◆ **INSTRUCTIONS TO FOLLOW**
Quote the data below in full, please, without altering anything.

* BEGIN DATA TO USE *

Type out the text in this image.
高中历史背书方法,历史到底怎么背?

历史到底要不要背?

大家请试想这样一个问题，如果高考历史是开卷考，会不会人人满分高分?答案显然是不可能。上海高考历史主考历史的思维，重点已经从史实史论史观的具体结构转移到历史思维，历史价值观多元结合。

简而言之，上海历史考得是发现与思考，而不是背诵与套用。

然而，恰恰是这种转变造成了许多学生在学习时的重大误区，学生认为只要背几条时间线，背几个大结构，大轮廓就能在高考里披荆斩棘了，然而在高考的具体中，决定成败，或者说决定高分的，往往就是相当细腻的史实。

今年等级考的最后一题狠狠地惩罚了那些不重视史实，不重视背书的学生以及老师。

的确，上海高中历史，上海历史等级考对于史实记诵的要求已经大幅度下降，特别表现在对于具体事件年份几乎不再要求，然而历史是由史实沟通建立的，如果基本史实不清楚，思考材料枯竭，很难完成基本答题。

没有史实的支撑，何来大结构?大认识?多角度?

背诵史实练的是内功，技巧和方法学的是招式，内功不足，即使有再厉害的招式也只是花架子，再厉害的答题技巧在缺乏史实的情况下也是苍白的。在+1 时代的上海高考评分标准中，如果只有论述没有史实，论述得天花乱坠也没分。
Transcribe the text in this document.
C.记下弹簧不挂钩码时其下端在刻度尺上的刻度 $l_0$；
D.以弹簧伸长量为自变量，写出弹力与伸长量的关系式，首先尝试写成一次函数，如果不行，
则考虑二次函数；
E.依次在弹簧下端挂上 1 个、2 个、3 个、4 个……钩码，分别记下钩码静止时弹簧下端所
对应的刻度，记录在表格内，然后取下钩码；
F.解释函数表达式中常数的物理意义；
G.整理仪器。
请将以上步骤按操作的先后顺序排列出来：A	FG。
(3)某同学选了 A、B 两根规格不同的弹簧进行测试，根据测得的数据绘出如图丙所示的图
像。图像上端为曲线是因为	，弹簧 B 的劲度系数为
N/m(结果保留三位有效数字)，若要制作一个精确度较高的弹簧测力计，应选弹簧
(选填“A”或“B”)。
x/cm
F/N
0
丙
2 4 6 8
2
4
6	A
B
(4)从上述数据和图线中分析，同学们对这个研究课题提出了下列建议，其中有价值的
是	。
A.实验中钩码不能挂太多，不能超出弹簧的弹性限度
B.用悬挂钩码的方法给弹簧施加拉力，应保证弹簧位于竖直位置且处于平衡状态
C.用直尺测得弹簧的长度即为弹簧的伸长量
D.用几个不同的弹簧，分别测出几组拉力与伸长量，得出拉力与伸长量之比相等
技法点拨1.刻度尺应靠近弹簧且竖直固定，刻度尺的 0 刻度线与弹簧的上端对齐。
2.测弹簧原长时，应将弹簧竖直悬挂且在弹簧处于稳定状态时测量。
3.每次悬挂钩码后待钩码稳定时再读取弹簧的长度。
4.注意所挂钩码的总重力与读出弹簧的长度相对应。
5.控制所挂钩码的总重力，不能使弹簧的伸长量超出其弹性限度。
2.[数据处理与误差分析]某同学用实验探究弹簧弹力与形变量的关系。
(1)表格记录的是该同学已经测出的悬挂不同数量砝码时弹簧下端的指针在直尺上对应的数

* END DATA TO USE *

◆ **SOLUTION**
Type out the text in this image.
高中历史背书方法,历史到底怎么背?

历史到底要不要背?

大家请试想这样一个问题，如果高考历史是开卷考，会不会人人满分高分?答案显然是不可能。上海高考历史主考历史的思维，重点已经从史实史论史观的具体结构转移到历史思维，历史价值观多元结合。

简而言之，上海历史考得是发现与思考，而不是背诵与套用。

然而，恰恰是这种转变造成了许多学生在学习时的重大误区，学生认为只要背几条时间线，背几个大结构，大轮廓就能在高考里披荆斩棘了，然而在高考的具体中，决定成败，或者说决定高分的，往往就是相当细腻的史实。

今年等级考的最后一题狠狠地惩罚了那些不重视史实，不重视背书的学生以及老师。

的确，上海高中历史，上海历史等级考对于史实记诵的要求已经大幅度下降，特别表现在对于具体事件年份几乎不再要求，然而历史是由史实沟通建立的，如果基本史实不清楚，思考材料枯竭，很难完成基本答题。

没有史实的支撑，何来大结构?大认识?多角度?

背诵史实练的是内功，技巧和方法学的是招式，内功不足，即使有再厉害的招式也只是花架子，再厉害的答题技巧在缺乏史实的情况下也是苍白的。在+1 时代的上海高考评分标准中，如果只有论述没有史实，论述得天花乱坠也没分。
Transcribe the text in this document.
C.记下弹簧不挂钩码时其下端在刻度尺上的刻度 $l_0$；
D.以弹簧伸长量为自变量，写出弹力与伸长量的关系式，首先尝试写成一次函数，如果不行，
则考虑二次函数；
E.依次在弹簧下端挂上 1 个、2 个、3 个、4 个……钩码，分别记下钩码静止时弹簧下端所
对应的刻度，记录在表格内，然后取下钩码；
F.解释函数表达式中常数的物理意义；
G.整理仪器。
请将以上步骤按操作的先后顺序排列出来：A	FG。
(3)某同学选了 A、B 两根规格不同的弹簧进行测试，根据测得的数据绘出如图丙所示的图
像。图像上端为曲线是因为	，弹簧 B 的劲度系数为
N/m(结果保留三位有效数字)，若要制作一个精确度较高的弹簧测力计，应选弹簧
(选填“A”或“B”)。
x/cm
F/N
0
丙
2 4 6 8
2
4
6	A
B
(4)从上述数据和图线中分析，同学们对这个研究课题提出了下列建议，其中有价值的
是	。
A.实验中钩码不能挂太多，不能超出弹簧的弹性限度
B.用悬挂钩码的方法给弹簧施加拉力，应保证弹簧位于竖直位置且处于平衡状态
C.用直尺测得弹簧的长度即为弹簧的伸长量
D.用几个不同的弹簧，分别测出几组拉力与伸长量，得出拉力与伸长量之比相等
技法点拨1.刻度尺应靠近弹簧且竖直固定，刻度尺的 0 刻度线与弹簧的上端对齐。
2.测弹簧原长时，应将弹簧竖直悬挂且在弹簧处于稳定状态时测量。
3.每次悬挂钩码后待钩码稳定时再读取弹簧的长度。
4.注意所挂钩码的总重力与读出弹簧的长度相对应。
5.控制所挂钩码的总重力，不能使弹簧的伸长量超出其弹性限度。
2.[数据处理与误差分析]某同学用实验探究弹簧弹力与形变量的关系。
(1)表格记录的是该同学已经测出的悬挂不同数量砝码时弹簧下端的指针在直尺上对应的数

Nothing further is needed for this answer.